EXERCISE BRIEF:
Reproduce without any change the part of the data that opens with the line containing "withdrawal-amount-label: Withdrawal Amount: [12, 301, 150, 318]" and closes with the line containing "65, 186, 82]". Include both of those lines.

Element box annotations:
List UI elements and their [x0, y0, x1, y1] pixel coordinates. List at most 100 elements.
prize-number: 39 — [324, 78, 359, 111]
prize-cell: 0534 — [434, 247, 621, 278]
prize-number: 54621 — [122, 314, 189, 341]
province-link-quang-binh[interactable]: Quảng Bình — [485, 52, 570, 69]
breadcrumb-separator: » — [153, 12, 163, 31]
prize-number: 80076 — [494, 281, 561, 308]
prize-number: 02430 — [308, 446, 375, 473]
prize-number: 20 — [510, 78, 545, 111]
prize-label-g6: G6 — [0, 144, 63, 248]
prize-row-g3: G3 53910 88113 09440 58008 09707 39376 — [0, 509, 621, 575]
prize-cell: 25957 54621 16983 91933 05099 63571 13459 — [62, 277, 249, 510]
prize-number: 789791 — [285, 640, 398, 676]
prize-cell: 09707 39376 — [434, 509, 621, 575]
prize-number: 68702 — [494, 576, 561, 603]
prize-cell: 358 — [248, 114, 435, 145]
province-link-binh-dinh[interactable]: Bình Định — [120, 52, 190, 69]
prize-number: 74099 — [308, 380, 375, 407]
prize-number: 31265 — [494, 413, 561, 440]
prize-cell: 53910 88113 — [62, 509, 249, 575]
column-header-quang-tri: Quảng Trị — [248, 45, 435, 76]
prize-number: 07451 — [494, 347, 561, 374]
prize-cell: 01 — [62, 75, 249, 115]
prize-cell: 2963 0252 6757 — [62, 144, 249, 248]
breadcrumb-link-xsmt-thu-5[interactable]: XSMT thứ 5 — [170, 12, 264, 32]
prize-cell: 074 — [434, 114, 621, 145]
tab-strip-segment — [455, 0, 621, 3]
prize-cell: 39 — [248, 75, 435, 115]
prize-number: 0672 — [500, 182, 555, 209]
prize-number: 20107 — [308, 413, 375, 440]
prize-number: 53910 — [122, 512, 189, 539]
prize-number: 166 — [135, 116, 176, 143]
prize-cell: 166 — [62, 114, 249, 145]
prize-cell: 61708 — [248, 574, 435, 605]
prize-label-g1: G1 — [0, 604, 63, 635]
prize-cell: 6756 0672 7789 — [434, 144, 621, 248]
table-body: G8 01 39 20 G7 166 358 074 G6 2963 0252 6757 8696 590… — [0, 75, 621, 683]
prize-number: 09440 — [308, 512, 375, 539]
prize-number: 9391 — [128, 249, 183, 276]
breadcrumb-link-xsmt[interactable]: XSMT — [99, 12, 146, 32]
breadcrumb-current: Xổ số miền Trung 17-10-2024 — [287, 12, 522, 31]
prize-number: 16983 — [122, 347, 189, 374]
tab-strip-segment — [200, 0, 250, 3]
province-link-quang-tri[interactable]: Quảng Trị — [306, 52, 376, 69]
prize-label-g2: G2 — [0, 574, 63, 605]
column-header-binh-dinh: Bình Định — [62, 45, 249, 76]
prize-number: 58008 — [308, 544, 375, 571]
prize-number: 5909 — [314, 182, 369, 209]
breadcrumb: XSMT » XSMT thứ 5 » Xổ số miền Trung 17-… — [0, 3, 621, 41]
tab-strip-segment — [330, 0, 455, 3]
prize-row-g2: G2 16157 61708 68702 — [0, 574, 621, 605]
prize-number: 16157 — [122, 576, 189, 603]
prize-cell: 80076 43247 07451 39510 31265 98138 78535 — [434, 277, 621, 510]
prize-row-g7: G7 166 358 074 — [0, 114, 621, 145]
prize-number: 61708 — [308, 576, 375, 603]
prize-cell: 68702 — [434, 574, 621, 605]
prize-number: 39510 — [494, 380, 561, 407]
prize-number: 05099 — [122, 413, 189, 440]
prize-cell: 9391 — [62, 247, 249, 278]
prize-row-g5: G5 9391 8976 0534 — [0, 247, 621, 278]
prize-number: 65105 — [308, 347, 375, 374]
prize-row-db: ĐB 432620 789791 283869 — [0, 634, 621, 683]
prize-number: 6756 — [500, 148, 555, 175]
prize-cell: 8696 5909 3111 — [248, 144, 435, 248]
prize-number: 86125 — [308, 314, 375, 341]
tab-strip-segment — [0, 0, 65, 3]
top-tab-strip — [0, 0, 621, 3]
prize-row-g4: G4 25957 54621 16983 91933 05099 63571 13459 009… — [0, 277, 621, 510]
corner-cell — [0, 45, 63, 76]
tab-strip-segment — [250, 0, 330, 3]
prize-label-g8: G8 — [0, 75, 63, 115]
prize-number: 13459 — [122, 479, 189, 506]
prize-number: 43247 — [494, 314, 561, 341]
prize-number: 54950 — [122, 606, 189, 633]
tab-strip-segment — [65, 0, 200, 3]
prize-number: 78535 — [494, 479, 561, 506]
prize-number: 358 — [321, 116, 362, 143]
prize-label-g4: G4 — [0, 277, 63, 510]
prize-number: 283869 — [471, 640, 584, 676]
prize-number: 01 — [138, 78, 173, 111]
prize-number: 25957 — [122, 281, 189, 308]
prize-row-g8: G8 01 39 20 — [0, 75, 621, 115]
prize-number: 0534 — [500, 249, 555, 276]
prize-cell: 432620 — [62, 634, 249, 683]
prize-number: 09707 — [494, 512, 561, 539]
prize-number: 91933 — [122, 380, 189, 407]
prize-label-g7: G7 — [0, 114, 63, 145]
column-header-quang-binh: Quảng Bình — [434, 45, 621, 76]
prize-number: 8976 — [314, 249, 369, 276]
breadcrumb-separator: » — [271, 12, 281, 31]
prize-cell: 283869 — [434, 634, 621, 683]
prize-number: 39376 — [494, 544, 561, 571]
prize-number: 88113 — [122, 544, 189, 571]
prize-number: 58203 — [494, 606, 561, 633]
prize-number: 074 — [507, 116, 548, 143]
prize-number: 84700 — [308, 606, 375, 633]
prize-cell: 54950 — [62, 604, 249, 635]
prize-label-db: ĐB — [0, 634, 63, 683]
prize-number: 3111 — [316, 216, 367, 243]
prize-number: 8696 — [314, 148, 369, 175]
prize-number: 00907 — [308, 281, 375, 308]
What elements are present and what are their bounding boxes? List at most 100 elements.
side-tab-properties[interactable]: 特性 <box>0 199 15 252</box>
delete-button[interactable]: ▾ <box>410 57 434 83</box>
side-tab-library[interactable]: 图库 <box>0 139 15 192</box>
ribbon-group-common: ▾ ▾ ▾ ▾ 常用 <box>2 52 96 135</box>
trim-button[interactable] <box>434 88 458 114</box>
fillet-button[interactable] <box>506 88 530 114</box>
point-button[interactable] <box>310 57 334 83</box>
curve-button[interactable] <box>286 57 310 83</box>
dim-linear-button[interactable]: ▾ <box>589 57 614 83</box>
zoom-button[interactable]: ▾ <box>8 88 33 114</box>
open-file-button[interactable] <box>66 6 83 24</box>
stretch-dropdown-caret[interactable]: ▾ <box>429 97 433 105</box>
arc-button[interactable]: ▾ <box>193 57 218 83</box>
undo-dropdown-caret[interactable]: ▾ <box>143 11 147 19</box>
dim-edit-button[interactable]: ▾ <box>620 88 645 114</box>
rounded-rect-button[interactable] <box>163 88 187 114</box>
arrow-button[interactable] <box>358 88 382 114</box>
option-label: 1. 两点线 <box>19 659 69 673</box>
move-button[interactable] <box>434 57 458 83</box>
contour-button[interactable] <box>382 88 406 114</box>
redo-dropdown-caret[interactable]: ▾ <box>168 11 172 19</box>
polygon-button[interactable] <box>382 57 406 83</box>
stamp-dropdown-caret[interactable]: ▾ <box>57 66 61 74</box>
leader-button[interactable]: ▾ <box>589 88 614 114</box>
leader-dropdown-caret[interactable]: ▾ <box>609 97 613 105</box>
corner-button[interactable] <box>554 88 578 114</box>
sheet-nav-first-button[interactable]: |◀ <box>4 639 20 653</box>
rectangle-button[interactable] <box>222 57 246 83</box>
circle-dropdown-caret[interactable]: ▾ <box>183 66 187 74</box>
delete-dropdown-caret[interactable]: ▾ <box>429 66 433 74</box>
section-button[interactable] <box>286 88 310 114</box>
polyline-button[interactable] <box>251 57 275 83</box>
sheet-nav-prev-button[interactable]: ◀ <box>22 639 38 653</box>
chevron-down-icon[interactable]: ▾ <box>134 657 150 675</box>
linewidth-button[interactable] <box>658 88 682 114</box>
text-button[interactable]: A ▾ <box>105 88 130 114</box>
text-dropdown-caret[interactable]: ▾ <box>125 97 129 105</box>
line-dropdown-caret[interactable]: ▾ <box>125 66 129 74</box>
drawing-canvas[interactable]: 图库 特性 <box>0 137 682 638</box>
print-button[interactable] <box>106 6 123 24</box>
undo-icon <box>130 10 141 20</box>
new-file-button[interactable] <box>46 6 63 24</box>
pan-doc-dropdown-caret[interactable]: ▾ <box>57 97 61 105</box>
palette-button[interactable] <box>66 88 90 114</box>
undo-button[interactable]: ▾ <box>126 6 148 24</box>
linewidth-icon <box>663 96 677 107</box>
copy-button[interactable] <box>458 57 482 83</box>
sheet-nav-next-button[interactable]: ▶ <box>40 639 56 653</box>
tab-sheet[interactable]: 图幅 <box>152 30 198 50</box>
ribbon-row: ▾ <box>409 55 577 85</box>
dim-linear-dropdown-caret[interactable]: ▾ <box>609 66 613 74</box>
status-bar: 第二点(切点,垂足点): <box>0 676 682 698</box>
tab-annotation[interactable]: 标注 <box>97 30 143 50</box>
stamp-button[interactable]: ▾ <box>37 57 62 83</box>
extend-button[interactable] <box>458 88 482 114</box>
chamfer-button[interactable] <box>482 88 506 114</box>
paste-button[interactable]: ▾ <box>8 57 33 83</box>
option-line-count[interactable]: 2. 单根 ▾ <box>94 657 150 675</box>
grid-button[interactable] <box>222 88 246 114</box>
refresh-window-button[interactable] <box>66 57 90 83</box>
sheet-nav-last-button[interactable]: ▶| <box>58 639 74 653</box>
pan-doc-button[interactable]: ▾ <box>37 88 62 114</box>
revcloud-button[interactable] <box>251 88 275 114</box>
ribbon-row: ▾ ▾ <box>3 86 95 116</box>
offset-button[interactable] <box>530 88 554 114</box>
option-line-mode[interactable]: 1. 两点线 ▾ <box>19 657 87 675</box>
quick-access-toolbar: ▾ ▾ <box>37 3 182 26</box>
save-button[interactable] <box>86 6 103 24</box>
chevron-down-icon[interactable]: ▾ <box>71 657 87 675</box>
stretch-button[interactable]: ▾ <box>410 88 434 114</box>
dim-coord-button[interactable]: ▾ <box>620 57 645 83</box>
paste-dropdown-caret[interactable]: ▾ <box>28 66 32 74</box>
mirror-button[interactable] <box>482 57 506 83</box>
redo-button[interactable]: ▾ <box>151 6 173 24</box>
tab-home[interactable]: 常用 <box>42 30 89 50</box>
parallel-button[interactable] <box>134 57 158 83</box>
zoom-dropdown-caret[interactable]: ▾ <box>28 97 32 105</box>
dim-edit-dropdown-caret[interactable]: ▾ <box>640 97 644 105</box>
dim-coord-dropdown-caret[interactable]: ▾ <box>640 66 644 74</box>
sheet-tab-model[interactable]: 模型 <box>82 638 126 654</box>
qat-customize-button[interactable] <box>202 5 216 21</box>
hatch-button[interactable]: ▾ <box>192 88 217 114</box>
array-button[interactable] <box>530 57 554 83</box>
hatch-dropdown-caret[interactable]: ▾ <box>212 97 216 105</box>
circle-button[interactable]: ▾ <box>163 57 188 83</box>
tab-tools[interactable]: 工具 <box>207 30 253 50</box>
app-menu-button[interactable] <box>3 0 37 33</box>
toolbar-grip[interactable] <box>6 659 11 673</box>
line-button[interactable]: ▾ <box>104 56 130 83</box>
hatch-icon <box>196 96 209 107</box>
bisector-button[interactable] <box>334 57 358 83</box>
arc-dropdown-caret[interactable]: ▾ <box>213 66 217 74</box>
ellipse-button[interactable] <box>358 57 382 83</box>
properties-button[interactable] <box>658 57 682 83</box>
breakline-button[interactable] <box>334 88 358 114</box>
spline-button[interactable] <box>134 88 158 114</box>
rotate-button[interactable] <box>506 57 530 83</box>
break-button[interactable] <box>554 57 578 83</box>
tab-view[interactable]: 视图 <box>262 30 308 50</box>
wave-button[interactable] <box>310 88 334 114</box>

---

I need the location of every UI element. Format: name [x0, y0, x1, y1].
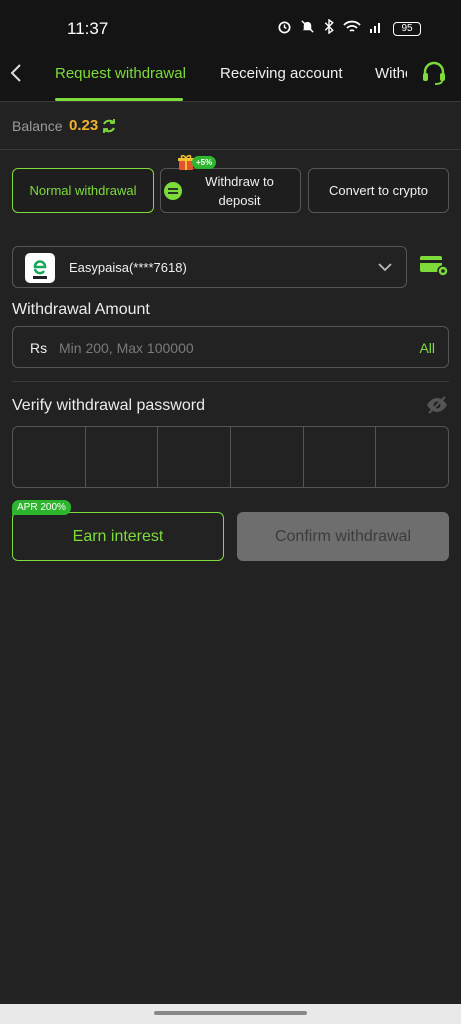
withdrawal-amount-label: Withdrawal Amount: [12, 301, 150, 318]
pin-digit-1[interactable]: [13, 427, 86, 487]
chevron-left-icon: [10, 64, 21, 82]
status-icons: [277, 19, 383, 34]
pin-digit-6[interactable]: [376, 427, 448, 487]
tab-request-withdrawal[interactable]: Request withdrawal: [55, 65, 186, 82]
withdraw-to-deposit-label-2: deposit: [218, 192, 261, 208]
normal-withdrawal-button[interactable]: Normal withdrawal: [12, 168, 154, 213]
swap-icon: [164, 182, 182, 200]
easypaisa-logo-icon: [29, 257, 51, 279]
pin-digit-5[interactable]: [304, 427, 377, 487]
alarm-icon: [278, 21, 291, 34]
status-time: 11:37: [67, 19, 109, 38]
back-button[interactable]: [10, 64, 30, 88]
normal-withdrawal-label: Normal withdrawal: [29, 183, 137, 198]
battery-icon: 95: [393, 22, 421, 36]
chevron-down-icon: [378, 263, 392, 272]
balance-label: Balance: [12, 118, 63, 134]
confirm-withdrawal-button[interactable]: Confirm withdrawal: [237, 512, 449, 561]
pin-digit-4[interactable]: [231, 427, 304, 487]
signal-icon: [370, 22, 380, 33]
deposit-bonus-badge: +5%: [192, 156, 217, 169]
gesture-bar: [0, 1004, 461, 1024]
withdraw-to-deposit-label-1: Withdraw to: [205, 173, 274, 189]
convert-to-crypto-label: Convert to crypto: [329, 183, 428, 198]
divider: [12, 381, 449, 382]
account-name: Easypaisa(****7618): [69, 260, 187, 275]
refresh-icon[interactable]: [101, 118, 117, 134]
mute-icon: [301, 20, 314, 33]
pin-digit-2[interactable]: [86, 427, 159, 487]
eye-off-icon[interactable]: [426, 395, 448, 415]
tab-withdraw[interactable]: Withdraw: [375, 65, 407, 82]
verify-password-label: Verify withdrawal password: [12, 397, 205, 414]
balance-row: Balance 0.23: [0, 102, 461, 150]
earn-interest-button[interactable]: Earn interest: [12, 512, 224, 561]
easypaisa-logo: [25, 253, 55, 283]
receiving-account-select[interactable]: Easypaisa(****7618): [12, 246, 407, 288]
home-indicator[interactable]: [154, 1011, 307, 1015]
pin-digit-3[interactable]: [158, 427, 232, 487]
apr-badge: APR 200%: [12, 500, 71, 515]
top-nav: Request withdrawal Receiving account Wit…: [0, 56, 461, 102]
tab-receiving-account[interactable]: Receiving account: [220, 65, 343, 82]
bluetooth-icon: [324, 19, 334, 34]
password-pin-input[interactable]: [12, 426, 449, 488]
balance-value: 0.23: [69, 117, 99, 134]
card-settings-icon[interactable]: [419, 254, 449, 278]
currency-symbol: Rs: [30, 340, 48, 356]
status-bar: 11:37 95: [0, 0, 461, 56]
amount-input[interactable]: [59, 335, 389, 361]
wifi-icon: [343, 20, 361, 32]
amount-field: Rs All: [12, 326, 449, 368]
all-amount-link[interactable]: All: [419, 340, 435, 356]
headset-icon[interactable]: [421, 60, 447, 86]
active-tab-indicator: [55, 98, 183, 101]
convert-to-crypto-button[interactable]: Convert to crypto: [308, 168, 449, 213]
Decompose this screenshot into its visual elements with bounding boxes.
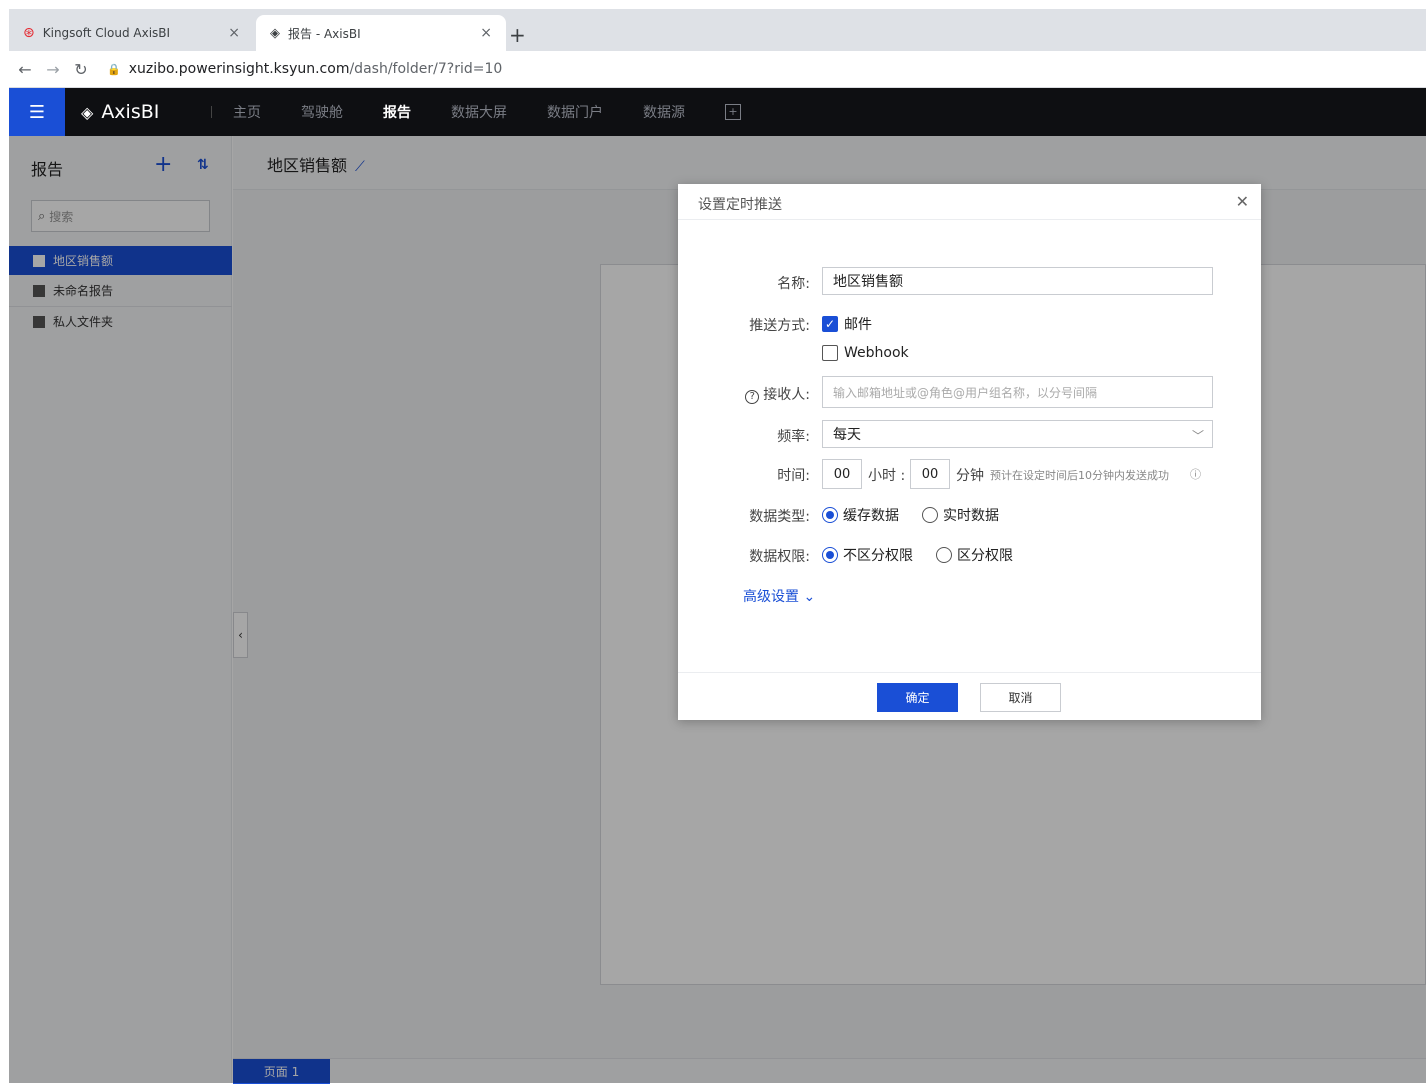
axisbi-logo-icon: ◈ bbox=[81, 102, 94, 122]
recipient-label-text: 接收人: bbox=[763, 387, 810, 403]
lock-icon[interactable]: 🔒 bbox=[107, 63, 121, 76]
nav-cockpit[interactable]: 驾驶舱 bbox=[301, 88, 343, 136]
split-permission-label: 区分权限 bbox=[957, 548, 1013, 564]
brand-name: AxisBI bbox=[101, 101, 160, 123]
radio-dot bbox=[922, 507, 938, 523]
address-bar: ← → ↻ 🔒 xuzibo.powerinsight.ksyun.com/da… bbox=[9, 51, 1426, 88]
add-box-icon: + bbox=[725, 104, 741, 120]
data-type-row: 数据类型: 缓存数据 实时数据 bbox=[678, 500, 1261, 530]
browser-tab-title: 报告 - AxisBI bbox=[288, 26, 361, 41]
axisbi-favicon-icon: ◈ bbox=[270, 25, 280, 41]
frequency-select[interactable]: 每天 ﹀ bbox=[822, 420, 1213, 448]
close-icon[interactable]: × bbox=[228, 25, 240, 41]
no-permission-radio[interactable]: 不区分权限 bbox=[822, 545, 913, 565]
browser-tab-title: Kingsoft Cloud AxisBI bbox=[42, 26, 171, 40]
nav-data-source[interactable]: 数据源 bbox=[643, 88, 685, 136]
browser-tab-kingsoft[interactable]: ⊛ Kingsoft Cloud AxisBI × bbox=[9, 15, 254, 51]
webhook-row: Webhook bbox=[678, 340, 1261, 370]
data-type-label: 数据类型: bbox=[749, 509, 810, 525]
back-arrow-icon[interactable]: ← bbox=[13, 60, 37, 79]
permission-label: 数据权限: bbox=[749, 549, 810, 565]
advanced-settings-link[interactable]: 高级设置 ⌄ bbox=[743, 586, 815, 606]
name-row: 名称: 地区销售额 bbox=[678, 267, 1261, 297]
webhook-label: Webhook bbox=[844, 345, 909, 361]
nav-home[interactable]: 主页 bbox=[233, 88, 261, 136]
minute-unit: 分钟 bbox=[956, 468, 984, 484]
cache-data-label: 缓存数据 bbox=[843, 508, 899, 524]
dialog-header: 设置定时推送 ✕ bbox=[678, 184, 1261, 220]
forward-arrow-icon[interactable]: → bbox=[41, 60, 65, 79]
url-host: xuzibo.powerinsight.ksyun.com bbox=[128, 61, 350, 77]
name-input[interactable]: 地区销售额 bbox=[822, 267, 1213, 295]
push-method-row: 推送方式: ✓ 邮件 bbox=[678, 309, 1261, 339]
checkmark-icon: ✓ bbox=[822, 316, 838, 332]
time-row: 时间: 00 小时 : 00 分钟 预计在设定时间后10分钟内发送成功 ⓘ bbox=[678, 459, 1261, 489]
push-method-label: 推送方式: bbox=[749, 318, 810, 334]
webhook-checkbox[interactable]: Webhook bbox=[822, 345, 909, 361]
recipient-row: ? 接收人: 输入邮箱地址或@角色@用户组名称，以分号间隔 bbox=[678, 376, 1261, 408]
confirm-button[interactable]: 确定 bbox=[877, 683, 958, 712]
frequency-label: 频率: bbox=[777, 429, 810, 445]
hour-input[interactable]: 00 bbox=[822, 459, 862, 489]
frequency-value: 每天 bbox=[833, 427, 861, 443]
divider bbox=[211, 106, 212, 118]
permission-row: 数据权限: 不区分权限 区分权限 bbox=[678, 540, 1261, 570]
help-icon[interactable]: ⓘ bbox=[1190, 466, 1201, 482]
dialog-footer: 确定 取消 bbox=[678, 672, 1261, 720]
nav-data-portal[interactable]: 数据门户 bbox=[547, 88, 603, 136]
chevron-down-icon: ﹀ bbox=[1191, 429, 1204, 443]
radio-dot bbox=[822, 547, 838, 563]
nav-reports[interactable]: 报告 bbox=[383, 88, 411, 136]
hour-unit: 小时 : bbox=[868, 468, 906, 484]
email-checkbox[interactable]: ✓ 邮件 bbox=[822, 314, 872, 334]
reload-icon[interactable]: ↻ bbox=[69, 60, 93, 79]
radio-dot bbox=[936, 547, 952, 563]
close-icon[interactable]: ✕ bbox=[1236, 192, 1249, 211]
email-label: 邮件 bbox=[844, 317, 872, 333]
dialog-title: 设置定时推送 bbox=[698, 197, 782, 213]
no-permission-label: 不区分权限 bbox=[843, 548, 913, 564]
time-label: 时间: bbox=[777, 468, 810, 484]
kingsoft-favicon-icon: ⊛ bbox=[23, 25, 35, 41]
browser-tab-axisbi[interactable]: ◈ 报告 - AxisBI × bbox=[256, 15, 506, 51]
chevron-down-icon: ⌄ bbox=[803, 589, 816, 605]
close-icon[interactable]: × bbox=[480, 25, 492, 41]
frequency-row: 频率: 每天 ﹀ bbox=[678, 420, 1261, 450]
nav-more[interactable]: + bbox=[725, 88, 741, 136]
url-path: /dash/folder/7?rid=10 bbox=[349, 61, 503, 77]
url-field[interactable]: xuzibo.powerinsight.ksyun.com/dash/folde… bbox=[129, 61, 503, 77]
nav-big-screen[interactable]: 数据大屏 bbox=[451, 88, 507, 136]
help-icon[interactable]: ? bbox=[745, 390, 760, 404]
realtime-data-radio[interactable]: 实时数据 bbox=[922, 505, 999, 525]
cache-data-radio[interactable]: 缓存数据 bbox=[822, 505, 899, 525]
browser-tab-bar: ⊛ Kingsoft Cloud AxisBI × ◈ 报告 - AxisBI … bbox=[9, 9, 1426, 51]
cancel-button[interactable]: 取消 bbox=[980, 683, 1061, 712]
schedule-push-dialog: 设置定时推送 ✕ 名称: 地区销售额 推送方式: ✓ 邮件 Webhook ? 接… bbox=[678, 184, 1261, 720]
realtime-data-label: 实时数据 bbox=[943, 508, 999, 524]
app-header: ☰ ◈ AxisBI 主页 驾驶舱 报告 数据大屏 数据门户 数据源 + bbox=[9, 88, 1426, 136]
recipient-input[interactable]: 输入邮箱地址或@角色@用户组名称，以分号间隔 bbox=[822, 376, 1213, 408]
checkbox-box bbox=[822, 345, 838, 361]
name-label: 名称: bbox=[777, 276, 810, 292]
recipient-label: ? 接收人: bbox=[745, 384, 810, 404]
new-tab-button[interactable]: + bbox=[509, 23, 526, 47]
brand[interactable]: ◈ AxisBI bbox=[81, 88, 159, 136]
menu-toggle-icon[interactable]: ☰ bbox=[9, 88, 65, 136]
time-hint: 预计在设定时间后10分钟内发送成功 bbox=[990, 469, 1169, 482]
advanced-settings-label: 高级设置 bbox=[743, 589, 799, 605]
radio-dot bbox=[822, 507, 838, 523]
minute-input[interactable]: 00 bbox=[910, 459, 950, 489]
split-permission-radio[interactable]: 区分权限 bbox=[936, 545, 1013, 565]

PROBLEM SOLUTION:
withdrawal-amount-label: Withdrawal Amount: [12, 301, 150, 318]
pin-digit-1[interactable]: [13, 427, 86, 487]
chevron-left-icon: [10, 64, 21, 82]
status-icons: [277, 19, 383, 34]
pin-digit-6[interactable]: [376, 427, 448, 487]
tab-request-withdrawal[interactable]: Request withdrawal: [55, 65, 186, 82]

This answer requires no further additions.